● **Set exercise**
Extract each line of the records below that contains the word "Джини".

● **Available records**
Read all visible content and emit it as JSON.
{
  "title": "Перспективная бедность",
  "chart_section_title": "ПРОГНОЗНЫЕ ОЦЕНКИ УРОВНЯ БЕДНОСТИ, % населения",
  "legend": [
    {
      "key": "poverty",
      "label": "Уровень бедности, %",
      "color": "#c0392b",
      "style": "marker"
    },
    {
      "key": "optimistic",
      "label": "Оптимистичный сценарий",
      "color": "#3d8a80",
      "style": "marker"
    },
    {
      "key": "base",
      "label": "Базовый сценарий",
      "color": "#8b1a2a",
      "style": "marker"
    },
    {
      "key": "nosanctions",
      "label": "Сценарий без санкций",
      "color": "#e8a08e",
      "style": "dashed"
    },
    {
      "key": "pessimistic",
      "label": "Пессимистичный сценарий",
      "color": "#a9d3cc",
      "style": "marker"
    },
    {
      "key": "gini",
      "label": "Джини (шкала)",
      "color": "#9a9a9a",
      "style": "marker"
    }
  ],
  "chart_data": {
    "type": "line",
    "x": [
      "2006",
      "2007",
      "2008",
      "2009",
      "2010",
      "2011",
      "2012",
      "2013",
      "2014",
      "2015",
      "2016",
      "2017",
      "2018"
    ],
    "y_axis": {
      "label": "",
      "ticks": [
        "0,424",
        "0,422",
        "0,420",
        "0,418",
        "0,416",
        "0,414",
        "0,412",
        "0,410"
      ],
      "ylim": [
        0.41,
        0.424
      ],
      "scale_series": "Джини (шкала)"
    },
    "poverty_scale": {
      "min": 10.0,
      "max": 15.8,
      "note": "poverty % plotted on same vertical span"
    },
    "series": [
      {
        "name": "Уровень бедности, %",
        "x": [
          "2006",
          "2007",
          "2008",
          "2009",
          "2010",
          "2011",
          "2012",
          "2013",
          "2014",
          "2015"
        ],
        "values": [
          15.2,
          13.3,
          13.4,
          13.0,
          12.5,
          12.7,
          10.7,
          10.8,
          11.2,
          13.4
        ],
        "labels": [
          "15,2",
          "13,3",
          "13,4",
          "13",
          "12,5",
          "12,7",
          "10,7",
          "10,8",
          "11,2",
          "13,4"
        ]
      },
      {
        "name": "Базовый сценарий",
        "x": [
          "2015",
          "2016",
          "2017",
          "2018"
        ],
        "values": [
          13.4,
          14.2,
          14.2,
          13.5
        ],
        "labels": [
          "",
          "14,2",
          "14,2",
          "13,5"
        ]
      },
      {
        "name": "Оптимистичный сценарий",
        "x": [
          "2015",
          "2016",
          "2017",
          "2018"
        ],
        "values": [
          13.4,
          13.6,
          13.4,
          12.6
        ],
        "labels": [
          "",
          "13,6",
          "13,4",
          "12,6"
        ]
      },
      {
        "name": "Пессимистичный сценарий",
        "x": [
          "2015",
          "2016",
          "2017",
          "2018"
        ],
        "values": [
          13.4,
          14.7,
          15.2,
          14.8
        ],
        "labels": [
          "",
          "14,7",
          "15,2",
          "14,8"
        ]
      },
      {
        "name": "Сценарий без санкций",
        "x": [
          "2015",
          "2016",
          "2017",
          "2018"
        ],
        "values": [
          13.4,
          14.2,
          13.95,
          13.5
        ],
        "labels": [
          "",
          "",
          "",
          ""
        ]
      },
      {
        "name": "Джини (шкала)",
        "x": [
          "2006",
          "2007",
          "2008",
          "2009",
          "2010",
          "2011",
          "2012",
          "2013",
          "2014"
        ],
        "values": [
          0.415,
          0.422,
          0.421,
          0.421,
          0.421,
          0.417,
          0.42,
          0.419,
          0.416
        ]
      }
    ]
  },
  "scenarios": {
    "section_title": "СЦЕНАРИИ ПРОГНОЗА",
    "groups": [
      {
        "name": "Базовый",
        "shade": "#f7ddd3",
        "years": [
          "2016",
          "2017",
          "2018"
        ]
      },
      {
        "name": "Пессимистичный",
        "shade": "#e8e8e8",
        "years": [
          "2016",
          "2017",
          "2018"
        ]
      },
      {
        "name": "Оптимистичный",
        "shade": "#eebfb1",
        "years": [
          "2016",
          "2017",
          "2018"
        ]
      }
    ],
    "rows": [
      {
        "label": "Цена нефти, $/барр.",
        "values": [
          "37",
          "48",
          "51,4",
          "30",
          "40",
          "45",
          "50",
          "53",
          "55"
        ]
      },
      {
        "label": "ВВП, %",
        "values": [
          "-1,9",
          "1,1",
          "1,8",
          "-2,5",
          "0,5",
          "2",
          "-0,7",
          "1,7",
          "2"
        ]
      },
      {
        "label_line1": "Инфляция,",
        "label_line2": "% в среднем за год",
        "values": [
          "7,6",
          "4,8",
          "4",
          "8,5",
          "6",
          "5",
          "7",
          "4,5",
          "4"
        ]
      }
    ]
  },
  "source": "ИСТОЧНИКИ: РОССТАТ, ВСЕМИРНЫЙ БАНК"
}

● **Response to the task**
      "label": "Джини (шкала)",
      "scale_series": "Джини (шкала)"
        "name": "Джини (шкала)",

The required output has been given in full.